[Figure content listings]
╭──

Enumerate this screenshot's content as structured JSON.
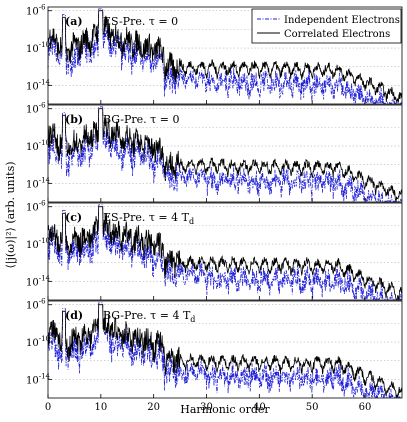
{
  "chart_data": {
    "type": "line",
    "xlabel": "Harmonic order",
    "ylabel": "⟨|j(ω)|²⟩ (arb. units)",
    "xlim": [
      0,
      67
    ],
    "ylim_log10": [
      -16,
      -5.6
    ],
    "x_ticks": [
      "0",
      "10",
      "20",
      "30",
      "40",
      "50",
      "60"
    ],
    "y_ticks": [
      {
        "base": "10",
        "exp": "-6"
      },
      {
        "base": "10",
        "exp": "-10"
      },
      {
        "base": "10",
        "exp": "-14"
      }
    ],
    "grid": "horizontal-dotted",
    "legend_position": "top-right",
    "series": [
      {
        "name": "Independent Electrons",
        "style": "dash-dot",
        "color": "#1f1fd8"
      },
      {
        "name": "Correlated Electrons",
        "style": "solid",
        "color": "#000000"
      }
    ],
    "panels": [
      {
        "letter": "(a)",
        "title": "ES-Pre. τ = 0"
      },
      {
        "letter": "(b)",
        "title": "BG-Pre. τ = 0"
      },
      {
        "letter": "(c)",
        "title": "ES-Pre. τ = 4 T",
        "title_sub": "d"
      },
      {
        "letter": "(d)",
        "title": "BG-Pre. τ = 4 T",
        "title_sub": "d"
      }
    ]
  }
}
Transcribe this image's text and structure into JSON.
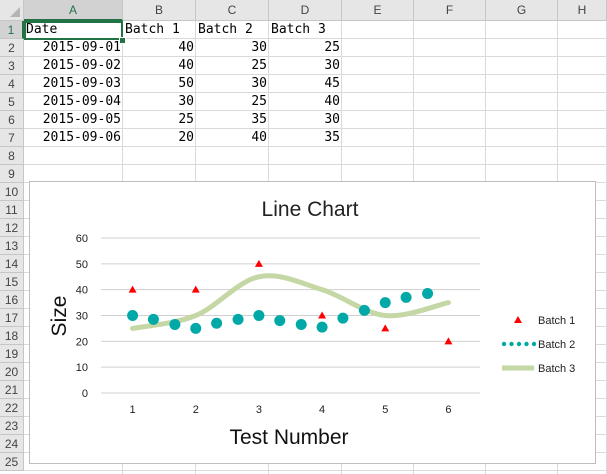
{
  "columns": [
    "A",
    "B",
    "C",
    "D",
    "E",
    "F",
    "G",
    "H"
  ],
  "selected_column": "A",
  "rows": [
    "1",
    "2",
    "3",
    "4",
    "5",
    "6",
    "7",
    "8",
    "9",
    "10",
    "11",
    "12",
    "13",
    "14",
    "15",
    "16",
    "17",
    "18",
    "19",
    "20",
    "21",
    "22",
    "23",
    "24",
    "25"
  ],
  "selected_row": "1",
  "table": {
    "header": [
      "Date",
      "Batch 1",
      "Batch 2",
      "Batch 3"
    ],
    "data": [
      [
        "2015-09-01",
        "40",
        "30",
        "25"
      ],
      [
        "2015-09-02",
        "40",
        "25",
        "30"
      ],
      [
        "2015-09-03",
        "50",
        "30",
        "45"
      ],
      [
        "2015-09-04",
        "30",
        "25",
        "40"
      ],
      [
        "2015-09-05",
        "25",
        "35",
        "30"
      ],
      [
        "2015-09-06",
        "20",
        "40",
        "35"
      ]
    ]
  },
  "chart_data": {
    "type": "line",
    "title": "Line Chart",
    "xlabel": "Test Number",
    "ylabel": "Size",
    "xticks": [
      "1",
      "2",
      "3",
      "4",
      "5",
      "6"
    ],
    "yticks": [
      "0",
      "10",
      "20",
      "30",
      "40",
      "50",
      "60"
    ],
    "ylim": [
      0,
      60
    ],
    "xlim": [
      0.5,
      6.5
    ],
    "grid": true,
    "legend_position": "right",
    "series": [
      {
        "name": "Batch 1",
        "marker": "triangle",
        "color": "#ff0000",
        "x": [
          1,
          2,
          3,
          4,
          5,
          6
        ],
        "y": [
          40,
          40,
          50,
          30,
          25,
          20
        ]
      },
      {
        "name": "Batch 2",
        "marker": "dots",
        "color": "#00a8a8",
        "x": [
          1,
          1.33,
          1.67,
          2,
          2.33,
          2.67,
          3,
          3.33,
          3.67,
          4,
          4.33,
          4.67,
          5,
          5.33,
          5.67
        ],
        "y": [
          30,
          28.5,
          26.5,
          25,
          27,
          28.5,
          30,
          28,
          26.5,
          25.5,
          29,
          32,
          35,
          37,
          38.5
        ]
      },
      {
        "name": "Batch 3",
        "marker": "smooth-line",
        "color": "#c4d7a4",
        "x": [
          1,
          2,
          3,
          4,
          5,
          6
        ],
        "y": [
          25,
          30,
          45,
          40,
          30,
          35
        ]
      }
    ]
  }
}
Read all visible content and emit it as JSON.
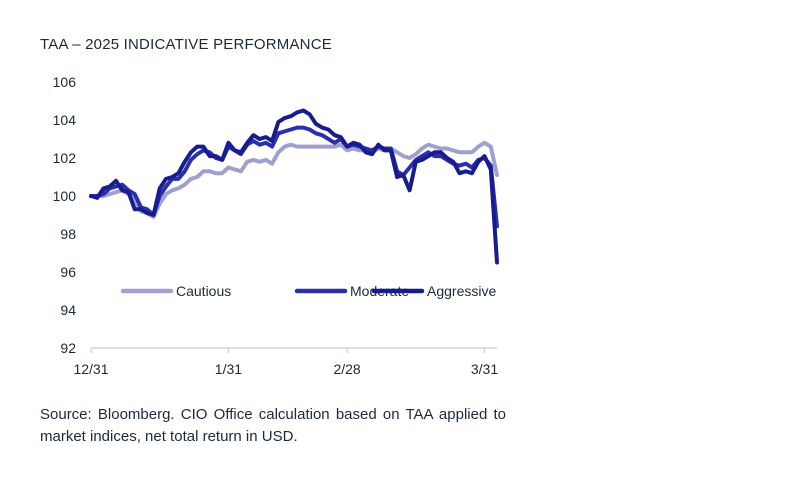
{
  "chart_data": {
    "type": "line",
    "title": "TAA – 2025 INDICATIVE PERFORMANCE",
    "source": "Source: Bloomberg. CIO Office calculation based on TAA applied to market indices, net total return in USD.",
    "xlabel": "",
    "ylabel": "",
    "x_ticks": [
      {
        "label": "12/31",
        "t": 0
      },
      {
        "label": "1/31",
        "t": 22
      },
      {
        "label": "2/28",
        "t": 41
      },
      {
        "label": "3/31",
        "t": 63
      }
    ],
    "x_range": [
      0,
      65
    ],
    "ylim": [
      92,
      106
    ],
    "y_ticks": [
      92,
      94,
      96,
      98,
      100,
      102,
      104,
      106
    ],
    "grid": false,
    "legend_position": "inside-bottom",
    "series": [
      {
        "name": "Cautious",
        "color": "#9fa0d0",
        "values": [
          100.0,
          100.0,
          100.0,
          100.1,
          100.2,
          100.3,
          100.1,
          99.8,
          99.2,
          99.1,
          98.9,
          99.6,
          100.1,
          100.3,
          100.4,
          100.6,
          100.9,
          101.0,
          101.3,
          101.3,
          101.2,
          101.2,
          101.5,
          101.4,
          101.3,
          101.8,
          101.9,
          101.8,
          101.9,
          101.7,
          102.3,
          102.6,
          102.7,
          102.6,
          102.6,
          102.6,
          102.6,
          102.6,
          102.6,
          102.6,
          102.7,
          102.4,
          102.5,
          102.4,
          102.4,
          102.3,
          102.5,
          102.4,
          102.5,
          102.3,
          102.1,
          102.0,
          102.2,
          102.5,
          102.7,
          102.6,
          102.5,
          102.5,
          102.4,
          102.3,
          102.3,
          102.3,
          102.6,
          102.8,
          102.6,
          101.1
        ]
      },
      {
        "name": "Moderate",
        "color": "#2b30a8",
        "values": [
          100.0,
          100.0,
          100.1,
          100.4,
          100.5,
          100.6,
          100.3,
          100.1,
          99.4,
          99.3,
          99.0,
          100.0,
          100.5,
          100.9,
          100.9,
          101.3,
          101.9,
          102.2,
          102.4,
          102.3,
          102.0,
          101.9,
          102.6,
          102.4,
          102.2,
          102.7,
          102.9,
          102.7,
          102.8,
          102.6,
          103.3,
          103.4,
          103.5,
          103.6,
          103.6,
          103.5,
          103.3,
          103.2,
          103.0,
          102.8,
          103.0,
          102.6,
          102.7,
          102.6,
          102.5,
          102.4,
          102.6,
          102.5,
          102.5,
          101.3,
          101.1,
          101.5,
          101.9,
          102.1,
          102.3,
          102.1,
          102.1,
          101.9,
          101.7,
          101.6,
          101.7,
          101.5,
          101.9,
          102.0,
          101.6,
          98.4
        ]
      },
      {
        "name": "Aggressive",
        "color": "#171c8f",
        "values": [
          100.0,
          99.9,
          100.4,
          100.5,
          100.8,
          100.3,
          100.2,
          99.3,
          99.3,
          99.1,
          99.0,
          100.4,
          100.9,
          101.0,
          101.2,
          101.8,
          102.3,
          102.6,
          102.6,
          102.1,
          102.1,
          101.9,
          102.8,
          102.4,
          102.3,
          102.8,
          103.2,
          103.0,
          103.1,
          102.9,
          103.9,
          104.1,
          104.2,
          104.4,
          104.5,
          104.3,
          103.8,
          103.6,
          103.5,
          103.2,
          103.1,
          102.6,
          102.8,
          102.7,
          102.3,
          102.2,
          102.7,
          102.4,
          102.4,
          101.0,
          101.1,
          100.3,
          101.8,
          101.9,
          102.1,
          102.3,
          102.3,
          102.0,
          101.8,
          101.2,
          101.3,
          101.2,
          101.8,
          102.1,
          101.4,
          96.5
        ]
      }
    ]
  }
}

╰──

◆ Exercise ◆
Provide only the number of lines in the entries that hold the word "ylabel".

◆ Solution to the problem ◆
3